Stored records

---+---

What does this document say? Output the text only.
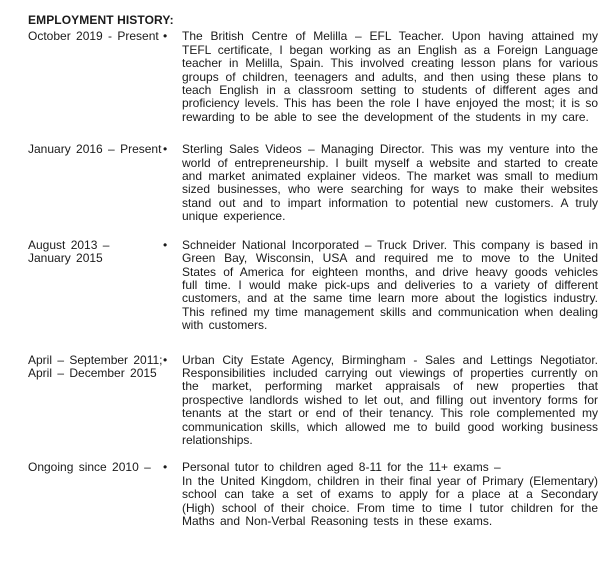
EMPLOYMENT HISTORY:
October 2019 - Present •	The British Centre of Melilla – EFL Teacher. Upon having attained my TEFL certificate, I began working as an English as a Foreign Language teacher in Melilla, Spain. This involved creating lesson plans for various groups of children, teenagers and adults, and then using these plans to teach English in a classroom setting to students of different ages and proficiency levels. This has been the role I have enjoyed the most; it is so rewarding to be able to see the development of the students in my care.
January 2016 – Present •	Sterling Sales Videos – Managing Director. This was my venture into the world of entrepreneurship. I built myself a website and started to create and market animated explainer videos. The market was small to medium sized businesses, who were searching for ways to make their websites stand out and to impart information to potential new customers. A truly unique experience.
August 2013 –
January 2015
•	Schneider National Incorporated – Truck Driver. This company is based in Green Bay, Wisconsin, USA and required me to move to the United States of America for eighteen months, and drive heavy goods vehicles full time. I would make pick-ups and deliveries to a variety of different customers, and at the same time learn more about the logistics industry. This refined my time management skills and communication when dealing with customers.
April – September 2011;
April – December 2015
•	Urban City Estate Agency, Birmingham - Sales and Lettings Negotiator. Responsibilities included carrying out viewings of properties currently on the market, performing market appraisals of new properties that prospective landlords wished to let out, and filling out inventory forms for tenants at the start or end of their tenancy. This role complemented my communication skills, which allowed me to build good working business relationships.
Ongoing since 2010 –	•	Personal tutor to children aged 8-11 for the 11+ exams –
In the United Kingdom, children in their final year of Primary (Elementary) school can take a set of exams to apply for a place at a Secondary (High) school of their choice. From time to time I tutor children for the Maths and Non-Verbal Reasoning tests in these exams.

---+---

• **Instructions to follow**
From the data, list each line in which the string "April" appears.

• **Result for this exercise**
April – September 2011;
April – December 2015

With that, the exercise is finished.